◆ **TASK BRIEF**: Return the listing below exactly, with the pictures dropped.

◆ **DATASET ROWS**:
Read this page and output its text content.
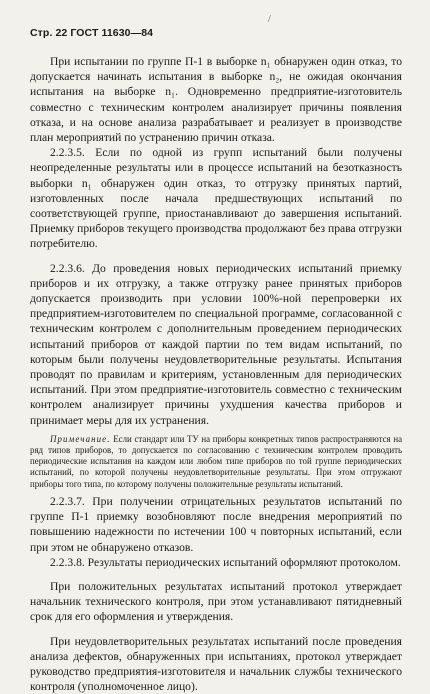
Стр. 22 ГОСТ 11630—84
/

При испытании по группе П-1 в выборке n₁ обнаружен один отказ, то допускается начинать испытания в выборке n₂, не ожидая окончания испытания на выборке n₁. Одновременно предприятие-изготовитель совместно с техническим контролем анализирует причины появления отказа, и на основе анализа разрабатывает и реализует в производстве план мероприятий по устранению причин отказа.

2.2.3.5. Если по одной из групп испытаний были получены неопределенные результаты или в процессе испытаний на безотказность выборки n₁ обнаружен один отказ, то отгрузку принятых партий, изготовленных после начала предшествующих испытаний по соответствующей группе, приостанавливают до завершения испытаний. Приемку приборов текущего производства продолжают без права отгрузки потребителю.

2.2.3.6. До проведения новых периодических испытаний приемку приборов и их отгрузку, а также отгрузку ранее принятых приборов допускается производить при условии 100%-ной перепроверки их предприятием-изготовителем по специальной программе, согласованной с техническим контролем с дополнительным проведением периодических испытаний приборов от каждой партии по тем видам испытаний, по которым были получены неудовлетворительные результаты. Испытания проводят по правилам и критериям, установленным для периодических испытаний. При этом предприятие-изготовитель совместно с техническим контролем анализирует причины ухудшения качества приборов и принимает меры для их устранения.

Примечание. Если стандарт или ТУ на приборы конкретных типов распространяются на ряд типов приборов, то допускается по согласованию с техническим контролем проводить периодические испытания на каждом или любом типе приборов по той группе периодических испытаний, по которой получены неудовлетворительные результаты. При этом отгружают приборы того типа, по которому получены положительные результаты испытаний.

2.2.3.7. При получении отрицательных результатов испытаний по группе П-1 приемку возобновляют после внедрения мероприятий по повышению надежности по истечении 100 ч повторных испытаний, если при этом не обнаружено отказов.

2.2.3.8. Результаты периодических испытаний оформляют протоколом.

При положительных результатах испытаний протокол утверждает начальник технического контроля, при этом устанавливают пятидневный срок для его оформления и утверждения.

При неудовлетворительных результатах испытаний после проведения анализа дефектов, обнаруженных при испытаниях, протокол утверждает руководство предприятия-изготовителя и начальник службы технического контроля (уполномоченное лицо).
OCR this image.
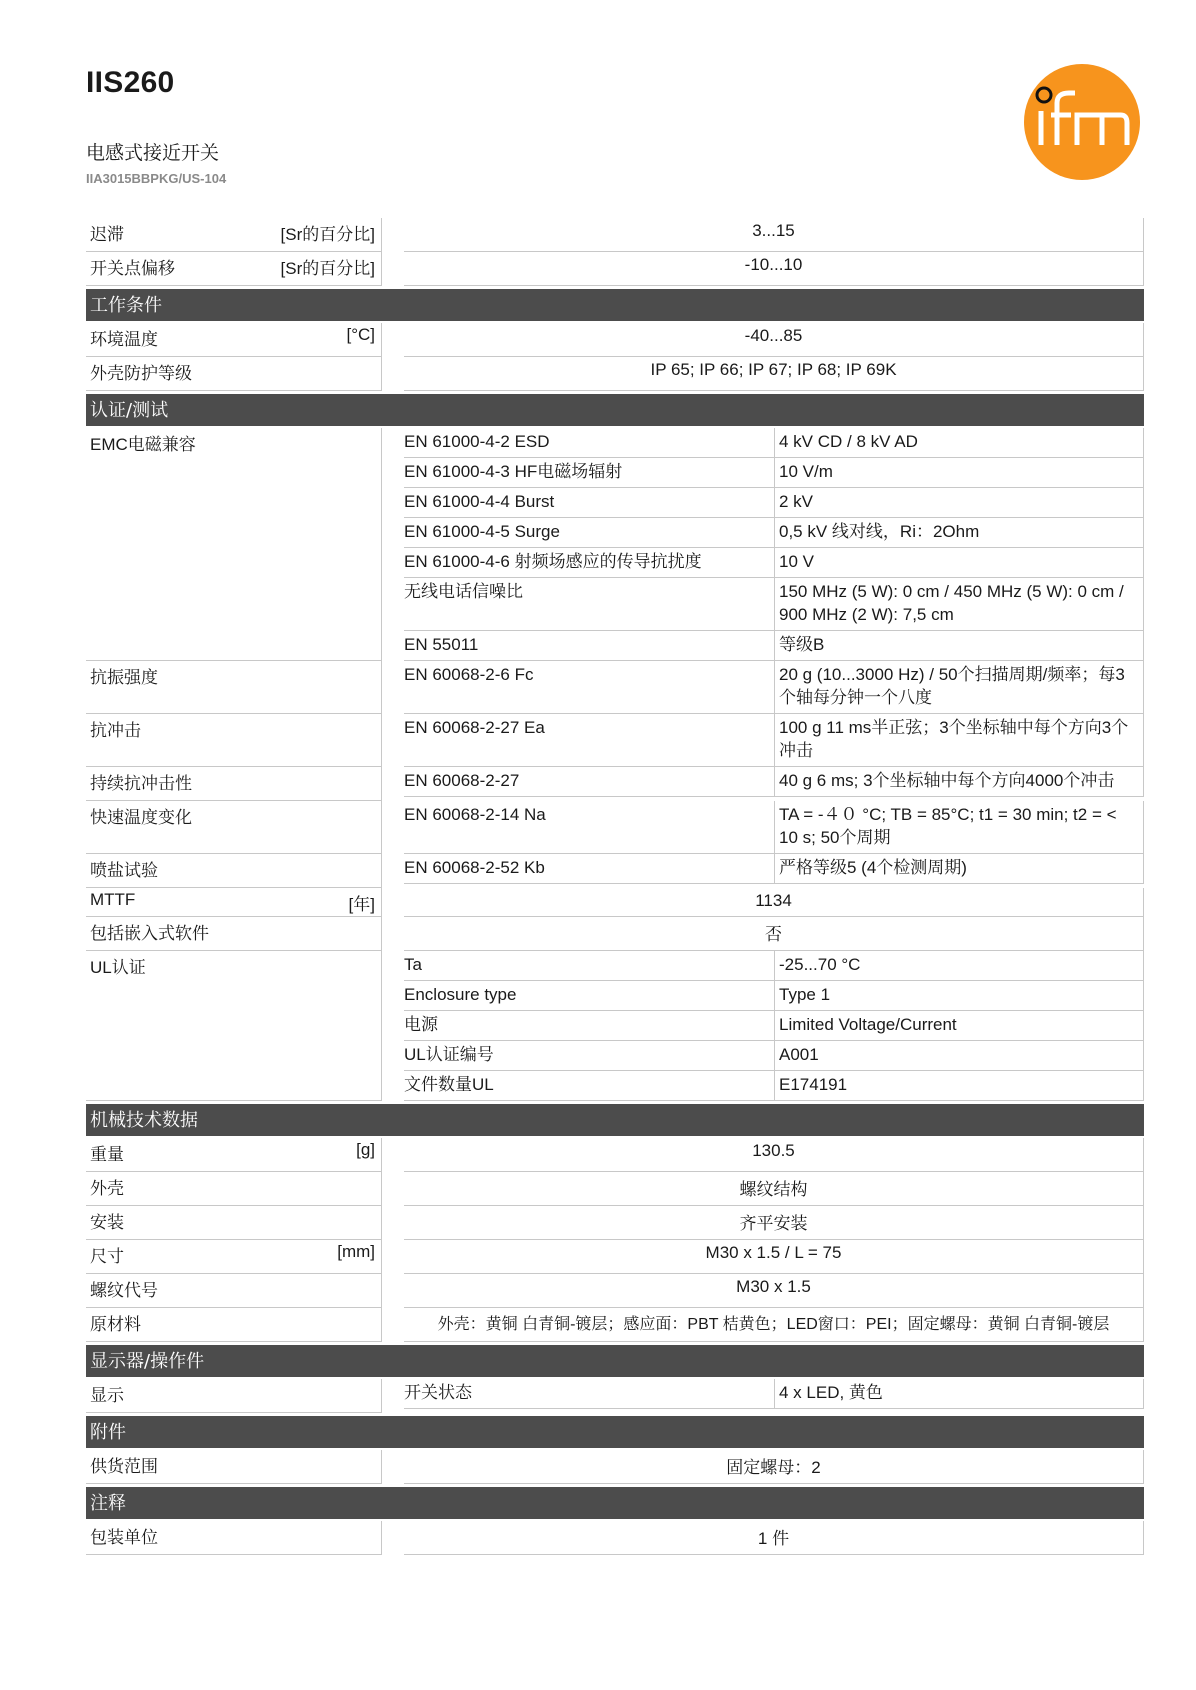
IIS260
电感式接近开关
IIA3015BBPKG/US-104
迟滞	[Sr的百分比]	3...15
开关点偏移	[Sr的百分比]	-10...10
工作条件
环境温度	[°C]	-40...85
外壳防护等级	IP 65; IP 66; IP 67; IP 68; IP 69K
认证/测试
EMC电磁兼容	EN 61000-4-2 ESD	4 kV CD / 8 kV AD
EN 61000-4-3 HF电磁场辐射	10 V/m
EN 61000-4-4 Burst	2 kV
EN 61000-4-5 Surge	0,5 kV 线对线，Ri：2Ohm
EN 61000-4-6 射频场感应的传导抗扰度	10 V
无线电话信噪比	150 MHz (5 W): 0 cm / 450 MHz (5 W): 0 cm / 900 MHz (2 W): 7,5 cm
EN 55011	等级B
抗振强度	EN 60068-2-6 Fc	20 g (10...3000 Hz) / 50个扫描周期/频率；每3个轴每分钟一个八度
抗冲击	EN 60068-2-27 Ea	100 g 11 ms半正弦；3个坐标轴中每个方向3个冲击
持续抗冲击性	EN 60068-2-27	40 g 6 ms; 3个坐标轴中每个方向4000个冲击
快速温度变化	EN 60068-2-14 Na	TA = -４０ °C; TB = 85°C; t1 = 30 min; t2 = < 10 s; 50个周期
喷盐试验	EN 60068-2-52 Kb	严格等级5 (4个检测周期)
MTTF	[年]	1134
包括嵌入式软件	否
UL认证	Ta	-25...70 °C
Enclosure type	Type 1
电源	Limited Voltage/Current
UL认证编号	A001
文件数量UL	E174191
机械技术数据
重量	[g]	130.5
外壳	螺纹结构
安装	齐平安装
尺寸	[mm]	M30 x 1.5 / L = 75
螺纹代号	M30 x 1.5
原材料	外壳：黄铜 白青铜-镀层；感应面：PBT 桔黄色；LED窗口：PEI；固定螺母：黄铜 白青铜-镀层
显示器/操作件
显示	开关状态	4 x LED, 黄色
附件
供货范围	固定螺母：2
注释
包装单位	1 件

◆ **OUTPUT BELOW**:
Read this page and output its text content.
Стр. 22 ГОСТ 11630—84
/

При испытании по группе П-1 в выборке n₁ обнаружен один отказ, то допускается начинать испытания в выборке n₂, не ожидая окончания испытания на выборке n₁. Одновременно предприятие-изготовитель совместно с техническим контролем анализирует причины появления отказа, и на основе анализа разрабатывает и реализует в производстве план мероприятий по устранению причин отказа.

2.2.3.5. Если по одной из групп испытаний были получены неопределенные результаты или в процессе испытаний на безотказность выборки n₁ обнаружен один отказ, то отгрузку принятых партий, изготовленных после начала предшествующих испытаний по соответствующей группе, приостанавливают до завершения испытаний. Приемку приборов текущего производства продолжают без права отгрузки потребителю.

2.2.3.6. До проведения новых периодических испытаний приемку приборов и их отгрузку, а также отгрузку ранее принятых приборов допускается производить при условии 100%-ной перепроверки их предприятием-изготовителем по специальной программе, согласованной с техническим контролем с дополнительным проведением периодических испытаний приборов от каждой партии по тем видам испытаний, по которым были получены неудовлетворительные результаты. Испытания проводят по правилам и критериям, установленным для периодических испытаний. При этом предприятие-изготовитель совместно с техническим контролем анализирует причины ухудшения качества приборов и принимает меры для их устранения.

Примечание. Если стандарт или ТУ на приборы конкретных типов распространяются на ряд типов приборов, то допускается по согласованию с техническим контролем проводить периодические испытания на каждом или любом типе приборов по той группе периодических испытаний, по которой получены неудовлетворительные результаты. При этом отгружают приборы того типа, по которому получены положительные результаты испытаний.

2.2.3.7. При получении отрицательных результатов испытаний по группе П-1 приемку возобновляют после внедрения мероприятий по повышению надежности по истечении 100 ч повторных испытаний, если при этом не обнаружено отказов.

2.2.3.8. Результаты периодических испытаний оформляют протоколом.

При положительных результатах испытаний протокол утверждает начальник технического контроля, при этом устанавливают пятидневный срок для его оформления и утверждения.

При неудовлетворительных результатах испытаний после проведения анализа дефектов, обнаруженных при испытаниях, протокол утверждает руководство предприятия-изготовителя и начальник службы технического контроля (уполномоченное лицо).
OCR this image.
IIS260
电感式接近开关
IIA3015BBPKG/US-104
迟滞	[Sr的百分比]	3...15
开关点偏移	[Sr的百分比]	-10...10
工作条件
环境温度	[°C]	-40...85
外壳防护等级	IP 65; IP 66; IP 67; IP 68; IP 69K
认证/测试
EMC电磁兼容	EN 61000-4-2 ESD	4 kV CD / 8 kV AD
EN 61000-4-3 HF电磁场辐射	10 V/m
EN 61000-4-4 Burst	2 kV
EN 61000-4-5 Surge	0,5 kV 线对线，Ri：2Ohm
EN 61000-4-6 射频场感应的传导抗扰度	10 V
无线电话信噪比	150 MHz (5 W): 0 cm / 450 MHz (5 W): 0 cm / 900 MHz (2 W): 7,5 cm
EN 55011	等级B
抗振强度	EN 60068-2-6 Fc	20 g (10...3000 Hz) / 50个扫描周期/频率；每3个轴每分钟一个八度
抗冲击	EN 60068-2-27 Ea	100 g 11 ms半正弦；3个坐标轴中每个方向3个冲击
持续抗冲击性	EN 60068-2-27	40 g 6 ms; 3个坐标轴中每个方向4000个冲击
快速温度变化	EN 60068-2-14 Na	TA = -４０ °C; TB = 85°C; t1 = 30 min; t2 = < 10 s; 50个周期
喷盐试验	EN 60068-2-52 Kb	严格等级5 (4个检测周期)
MTTF	[年]	1134
包括嵌入式软件	否
UL认证	Ta	-25...70 °C
Enclosure type	Type 1
电源	Limited Voltage/Current
UL认证编号	A001
文件数量UL	E174191
机械技术数据
重量	[g]	130.5
外壳	螺纹结构
安装	齐平安装
尺寸	[mm]	M30 x 1.5 / L = 75
螺纹代号	M30 x 1.5
原材料	外壳：黄铜 白青铜-镀层；感应面：PBT 桔黄色；LED窗口：PEI；固定螺母：黄铜 白青铜-镀层
显示器/操作件
显示	开关状态	4 x LED, 黄色
附件
供货范围	固定螺母：2
注释
包装单位	1 件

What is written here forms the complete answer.